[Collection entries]
(begin)

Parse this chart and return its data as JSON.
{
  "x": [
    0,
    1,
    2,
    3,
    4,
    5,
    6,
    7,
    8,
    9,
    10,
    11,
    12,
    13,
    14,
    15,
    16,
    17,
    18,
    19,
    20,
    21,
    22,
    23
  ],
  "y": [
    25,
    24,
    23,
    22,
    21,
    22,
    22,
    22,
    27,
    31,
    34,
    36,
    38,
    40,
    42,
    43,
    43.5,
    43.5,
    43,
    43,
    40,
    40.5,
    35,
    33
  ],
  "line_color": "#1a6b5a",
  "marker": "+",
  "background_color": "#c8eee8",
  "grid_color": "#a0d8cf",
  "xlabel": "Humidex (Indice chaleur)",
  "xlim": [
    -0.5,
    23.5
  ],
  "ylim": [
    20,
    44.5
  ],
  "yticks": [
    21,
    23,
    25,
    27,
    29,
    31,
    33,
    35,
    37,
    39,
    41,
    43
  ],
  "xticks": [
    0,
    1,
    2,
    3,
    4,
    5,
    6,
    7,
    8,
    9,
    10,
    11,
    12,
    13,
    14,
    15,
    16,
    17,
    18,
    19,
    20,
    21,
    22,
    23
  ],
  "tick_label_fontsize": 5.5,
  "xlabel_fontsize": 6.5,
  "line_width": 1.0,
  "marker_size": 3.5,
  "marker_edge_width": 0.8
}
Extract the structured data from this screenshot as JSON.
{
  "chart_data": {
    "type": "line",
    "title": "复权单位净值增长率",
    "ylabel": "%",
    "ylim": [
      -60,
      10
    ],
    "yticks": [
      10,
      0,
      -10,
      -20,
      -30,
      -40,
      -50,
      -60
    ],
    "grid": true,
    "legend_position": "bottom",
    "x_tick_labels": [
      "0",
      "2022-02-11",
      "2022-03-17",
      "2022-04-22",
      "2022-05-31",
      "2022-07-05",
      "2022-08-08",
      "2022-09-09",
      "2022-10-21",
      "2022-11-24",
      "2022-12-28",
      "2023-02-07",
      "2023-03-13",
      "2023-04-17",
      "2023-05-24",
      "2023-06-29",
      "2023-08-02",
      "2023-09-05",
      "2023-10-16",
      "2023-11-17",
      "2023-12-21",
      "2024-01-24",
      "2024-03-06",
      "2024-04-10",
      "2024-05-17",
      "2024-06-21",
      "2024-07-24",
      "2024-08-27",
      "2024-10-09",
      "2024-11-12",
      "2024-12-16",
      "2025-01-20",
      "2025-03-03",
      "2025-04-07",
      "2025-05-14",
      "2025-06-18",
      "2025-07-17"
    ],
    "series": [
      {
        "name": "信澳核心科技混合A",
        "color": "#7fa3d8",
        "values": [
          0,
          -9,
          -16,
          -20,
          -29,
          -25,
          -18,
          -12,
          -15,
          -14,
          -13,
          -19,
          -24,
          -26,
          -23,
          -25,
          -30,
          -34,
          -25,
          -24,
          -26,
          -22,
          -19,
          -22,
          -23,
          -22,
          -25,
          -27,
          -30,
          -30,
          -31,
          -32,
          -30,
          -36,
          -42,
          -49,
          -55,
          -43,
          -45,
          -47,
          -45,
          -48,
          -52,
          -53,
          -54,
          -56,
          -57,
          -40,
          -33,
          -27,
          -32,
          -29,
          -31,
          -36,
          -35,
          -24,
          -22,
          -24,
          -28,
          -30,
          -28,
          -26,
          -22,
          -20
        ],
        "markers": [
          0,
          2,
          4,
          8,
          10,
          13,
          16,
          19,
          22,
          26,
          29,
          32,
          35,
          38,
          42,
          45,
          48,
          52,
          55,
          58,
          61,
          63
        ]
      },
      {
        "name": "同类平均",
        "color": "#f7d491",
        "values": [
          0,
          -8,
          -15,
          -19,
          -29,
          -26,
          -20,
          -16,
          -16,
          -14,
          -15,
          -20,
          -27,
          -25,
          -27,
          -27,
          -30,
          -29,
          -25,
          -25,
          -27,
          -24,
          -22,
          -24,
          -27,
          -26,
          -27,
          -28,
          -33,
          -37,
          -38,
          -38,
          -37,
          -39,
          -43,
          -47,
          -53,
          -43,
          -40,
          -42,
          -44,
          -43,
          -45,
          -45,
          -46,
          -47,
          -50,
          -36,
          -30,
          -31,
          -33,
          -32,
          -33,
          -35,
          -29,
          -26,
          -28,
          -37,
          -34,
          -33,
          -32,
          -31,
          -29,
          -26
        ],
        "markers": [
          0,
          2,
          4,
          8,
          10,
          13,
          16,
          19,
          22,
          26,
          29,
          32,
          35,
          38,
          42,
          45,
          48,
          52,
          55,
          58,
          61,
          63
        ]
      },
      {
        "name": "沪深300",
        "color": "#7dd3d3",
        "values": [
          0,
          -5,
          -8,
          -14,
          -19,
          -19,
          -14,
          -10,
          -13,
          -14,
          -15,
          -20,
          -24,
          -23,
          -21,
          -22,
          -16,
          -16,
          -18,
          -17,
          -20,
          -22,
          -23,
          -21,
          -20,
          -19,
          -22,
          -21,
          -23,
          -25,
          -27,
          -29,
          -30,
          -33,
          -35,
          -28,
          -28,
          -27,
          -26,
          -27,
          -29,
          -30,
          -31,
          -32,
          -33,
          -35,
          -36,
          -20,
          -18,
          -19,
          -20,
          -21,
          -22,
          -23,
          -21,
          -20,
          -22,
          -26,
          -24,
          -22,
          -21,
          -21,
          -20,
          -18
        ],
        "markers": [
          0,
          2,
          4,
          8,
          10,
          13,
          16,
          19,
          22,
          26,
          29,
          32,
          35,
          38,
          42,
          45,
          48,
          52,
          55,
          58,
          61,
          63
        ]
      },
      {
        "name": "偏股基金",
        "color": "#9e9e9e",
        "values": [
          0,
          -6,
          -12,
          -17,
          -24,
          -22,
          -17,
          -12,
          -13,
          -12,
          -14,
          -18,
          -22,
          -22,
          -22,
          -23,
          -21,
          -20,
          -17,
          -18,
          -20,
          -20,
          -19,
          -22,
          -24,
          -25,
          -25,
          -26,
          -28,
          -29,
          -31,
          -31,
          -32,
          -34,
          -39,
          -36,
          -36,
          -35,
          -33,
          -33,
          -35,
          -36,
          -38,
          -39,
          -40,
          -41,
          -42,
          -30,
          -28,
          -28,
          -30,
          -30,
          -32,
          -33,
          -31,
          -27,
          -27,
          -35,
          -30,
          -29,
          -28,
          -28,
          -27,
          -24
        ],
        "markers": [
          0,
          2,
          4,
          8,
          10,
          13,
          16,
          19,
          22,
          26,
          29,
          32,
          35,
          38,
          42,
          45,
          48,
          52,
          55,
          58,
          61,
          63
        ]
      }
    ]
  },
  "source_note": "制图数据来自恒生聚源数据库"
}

(end)

◆ EXERCISE DESCRIPTION ◆
What is the number of lines in the listing that contain the string "name"? Reply with that number alone.

◆ RESPONSE TO THIS TASK ◆
4